── Data shown
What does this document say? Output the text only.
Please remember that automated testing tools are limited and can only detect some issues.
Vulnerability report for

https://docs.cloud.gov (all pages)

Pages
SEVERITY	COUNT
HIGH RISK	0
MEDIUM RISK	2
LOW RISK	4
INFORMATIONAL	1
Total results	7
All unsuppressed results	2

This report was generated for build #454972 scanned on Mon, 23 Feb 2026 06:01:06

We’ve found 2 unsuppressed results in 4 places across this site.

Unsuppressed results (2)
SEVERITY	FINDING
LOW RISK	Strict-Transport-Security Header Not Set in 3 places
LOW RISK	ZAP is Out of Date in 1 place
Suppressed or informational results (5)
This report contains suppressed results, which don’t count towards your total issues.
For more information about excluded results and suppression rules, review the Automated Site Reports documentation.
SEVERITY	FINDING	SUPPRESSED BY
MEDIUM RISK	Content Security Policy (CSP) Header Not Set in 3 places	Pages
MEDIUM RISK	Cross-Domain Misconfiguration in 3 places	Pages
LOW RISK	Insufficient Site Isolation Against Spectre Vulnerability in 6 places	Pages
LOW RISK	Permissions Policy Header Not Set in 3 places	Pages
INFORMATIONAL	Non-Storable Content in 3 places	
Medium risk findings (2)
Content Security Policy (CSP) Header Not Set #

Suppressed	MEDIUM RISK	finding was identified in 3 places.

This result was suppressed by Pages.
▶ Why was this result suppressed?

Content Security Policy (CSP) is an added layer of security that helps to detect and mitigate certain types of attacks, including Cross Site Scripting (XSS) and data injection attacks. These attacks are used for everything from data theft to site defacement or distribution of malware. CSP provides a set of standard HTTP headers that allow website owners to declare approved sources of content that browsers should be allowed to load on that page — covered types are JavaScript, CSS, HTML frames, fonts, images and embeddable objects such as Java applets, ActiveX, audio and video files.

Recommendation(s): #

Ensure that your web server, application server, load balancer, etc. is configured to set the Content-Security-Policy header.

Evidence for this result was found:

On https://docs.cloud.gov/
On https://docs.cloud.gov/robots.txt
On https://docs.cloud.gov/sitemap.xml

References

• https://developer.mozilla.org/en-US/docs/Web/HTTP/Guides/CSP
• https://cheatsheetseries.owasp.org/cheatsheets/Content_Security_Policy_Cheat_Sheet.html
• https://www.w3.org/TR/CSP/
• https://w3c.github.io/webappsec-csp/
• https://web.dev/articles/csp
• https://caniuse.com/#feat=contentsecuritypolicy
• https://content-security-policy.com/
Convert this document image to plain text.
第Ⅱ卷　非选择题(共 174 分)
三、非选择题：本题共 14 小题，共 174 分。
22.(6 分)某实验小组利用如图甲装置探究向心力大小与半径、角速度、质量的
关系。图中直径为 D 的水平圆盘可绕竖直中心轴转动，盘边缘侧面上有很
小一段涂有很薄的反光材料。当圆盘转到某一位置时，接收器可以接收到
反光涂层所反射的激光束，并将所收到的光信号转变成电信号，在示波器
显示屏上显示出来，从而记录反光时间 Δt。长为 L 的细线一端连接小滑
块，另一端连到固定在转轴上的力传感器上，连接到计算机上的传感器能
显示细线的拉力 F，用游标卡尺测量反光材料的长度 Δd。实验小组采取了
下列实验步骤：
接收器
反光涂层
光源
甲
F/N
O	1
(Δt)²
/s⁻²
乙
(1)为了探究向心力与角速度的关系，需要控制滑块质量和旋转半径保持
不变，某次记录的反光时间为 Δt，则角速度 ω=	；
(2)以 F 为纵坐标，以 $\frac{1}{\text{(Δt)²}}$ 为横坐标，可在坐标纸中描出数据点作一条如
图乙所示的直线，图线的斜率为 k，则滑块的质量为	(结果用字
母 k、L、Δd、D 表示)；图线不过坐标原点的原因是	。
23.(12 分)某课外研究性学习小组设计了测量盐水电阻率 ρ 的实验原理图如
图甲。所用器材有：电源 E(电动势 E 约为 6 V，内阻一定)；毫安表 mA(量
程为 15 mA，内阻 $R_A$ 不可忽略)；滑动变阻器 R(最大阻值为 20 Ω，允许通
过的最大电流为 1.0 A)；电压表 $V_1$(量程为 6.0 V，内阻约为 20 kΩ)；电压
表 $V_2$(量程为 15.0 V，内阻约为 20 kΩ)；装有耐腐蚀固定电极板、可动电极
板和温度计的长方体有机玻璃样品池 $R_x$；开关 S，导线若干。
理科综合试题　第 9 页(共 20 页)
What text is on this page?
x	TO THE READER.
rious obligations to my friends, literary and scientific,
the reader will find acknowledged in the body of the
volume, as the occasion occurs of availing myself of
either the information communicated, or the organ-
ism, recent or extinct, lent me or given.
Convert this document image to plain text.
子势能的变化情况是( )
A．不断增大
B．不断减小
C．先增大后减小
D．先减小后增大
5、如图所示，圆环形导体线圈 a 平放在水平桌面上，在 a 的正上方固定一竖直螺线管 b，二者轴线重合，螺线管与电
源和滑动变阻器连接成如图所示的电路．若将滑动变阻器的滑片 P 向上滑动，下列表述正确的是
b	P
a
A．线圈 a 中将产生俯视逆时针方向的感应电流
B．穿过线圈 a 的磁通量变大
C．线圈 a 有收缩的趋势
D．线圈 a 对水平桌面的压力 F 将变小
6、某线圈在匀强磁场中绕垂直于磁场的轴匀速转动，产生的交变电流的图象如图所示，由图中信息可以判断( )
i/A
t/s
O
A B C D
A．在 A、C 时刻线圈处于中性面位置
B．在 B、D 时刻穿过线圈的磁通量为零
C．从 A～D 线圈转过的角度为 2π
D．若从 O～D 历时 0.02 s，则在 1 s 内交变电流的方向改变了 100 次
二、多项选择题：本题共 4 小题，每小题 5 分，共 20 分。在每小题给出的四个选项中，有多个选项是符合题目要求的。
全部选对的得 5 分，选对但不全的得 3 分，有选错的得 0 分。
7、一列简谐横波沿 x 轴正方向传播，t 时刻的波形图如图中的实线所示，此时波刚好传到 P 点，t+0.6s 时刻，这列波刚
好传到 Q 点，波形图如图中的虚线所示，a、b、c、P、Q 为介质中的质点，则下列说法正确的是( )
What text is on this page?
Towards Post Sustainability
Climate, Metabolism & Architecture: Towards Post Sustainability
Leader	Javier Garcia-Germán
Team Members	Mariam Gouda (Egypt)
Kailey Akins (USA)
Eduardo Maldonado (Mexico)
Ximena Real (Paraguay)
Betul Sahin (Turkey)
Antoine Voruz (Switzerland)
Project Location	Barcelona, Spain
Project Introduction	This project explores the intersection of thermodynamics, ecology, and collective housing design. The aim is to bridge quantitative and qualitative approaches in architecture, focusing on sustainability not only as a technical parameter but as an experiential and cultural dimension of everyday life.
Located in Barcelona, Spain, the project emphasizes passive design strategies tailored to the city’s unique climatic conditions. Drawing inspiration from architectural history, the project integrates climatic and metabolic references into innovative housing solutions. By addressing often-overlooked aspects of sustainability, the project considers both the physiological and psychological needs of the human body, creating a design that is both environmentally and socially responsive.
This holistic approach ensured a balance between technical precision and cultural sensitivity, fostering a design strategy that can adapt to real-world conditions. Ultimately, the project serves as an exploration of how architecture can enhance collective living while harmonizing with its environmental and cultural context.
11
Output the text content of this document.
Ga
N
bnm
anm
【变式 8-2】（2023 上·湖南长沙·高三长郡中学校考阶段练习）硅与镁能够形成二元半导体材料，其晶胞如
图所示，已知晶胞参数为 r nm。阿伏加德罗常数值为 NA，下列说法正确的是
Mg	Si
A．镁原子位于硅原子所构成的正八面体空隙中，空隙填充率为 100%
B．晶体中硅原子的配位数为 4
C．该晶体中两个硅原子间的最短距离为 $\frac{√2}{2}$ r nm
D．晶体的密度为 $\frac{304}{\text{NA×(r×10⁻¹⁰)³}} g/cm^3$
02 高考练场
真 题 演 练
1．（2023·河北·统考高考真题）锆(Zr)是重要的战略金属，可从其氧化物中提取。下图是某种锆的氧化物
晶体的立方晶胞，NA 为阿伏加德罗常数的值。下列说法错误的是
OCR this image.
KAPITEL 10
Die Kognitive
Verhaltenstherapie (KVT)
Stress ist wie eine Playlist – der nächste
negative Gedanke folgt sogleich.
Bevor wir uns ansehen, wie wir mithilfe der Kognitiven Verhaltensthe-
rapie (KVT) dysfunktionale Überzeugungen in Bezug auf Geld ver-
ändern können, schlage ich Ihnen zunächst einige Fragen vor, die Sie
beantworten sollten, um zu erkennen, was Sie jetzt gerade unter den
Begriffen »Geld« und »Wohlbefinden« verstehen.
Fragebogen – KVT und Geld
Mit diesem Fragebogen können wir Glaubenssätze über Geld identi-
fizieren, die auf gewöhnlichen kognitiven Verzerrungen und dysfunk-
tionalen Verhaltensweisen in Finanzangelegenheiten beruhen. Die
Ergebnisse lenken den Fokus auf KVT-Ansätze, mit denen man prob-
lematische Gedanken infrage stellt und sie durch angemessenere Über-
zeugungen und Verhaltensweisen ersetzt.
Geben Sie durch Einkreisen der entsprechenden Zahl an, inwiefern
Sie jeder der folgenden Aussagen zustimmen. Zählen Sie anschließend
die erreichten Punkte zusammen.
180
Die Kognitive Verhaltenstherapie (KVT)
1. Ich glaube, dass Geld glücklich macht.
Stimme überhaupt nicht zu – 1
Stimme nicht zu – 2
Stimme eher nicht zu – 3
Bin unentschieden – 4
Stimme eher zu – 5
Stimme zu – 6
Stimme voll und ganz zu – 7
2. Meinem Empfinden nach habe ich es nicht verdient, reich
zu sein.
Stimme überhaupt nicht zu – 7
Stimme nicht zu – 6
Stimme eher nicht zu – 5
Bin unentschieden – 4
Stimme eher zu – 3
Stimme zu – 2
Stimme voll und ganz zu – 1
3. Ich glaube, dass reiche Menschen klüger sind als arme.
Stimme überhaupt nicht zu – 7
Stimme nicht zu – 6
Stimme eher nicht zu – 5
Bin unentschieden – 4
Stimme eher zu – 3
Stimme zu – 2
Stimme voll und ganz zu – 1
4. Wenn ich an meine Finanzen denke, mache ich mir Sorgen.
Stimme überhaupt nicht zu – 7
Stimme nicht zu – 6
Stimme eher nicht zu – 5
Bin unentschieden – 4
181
────
▶ [Written task] Working from the entries above, return all lines that contain "dass".

▶ [Response below]
1. Ich glaube, dass Geld glücklich macht.
3. Ich glaube, dass reiche Menschen klüger sind als arme.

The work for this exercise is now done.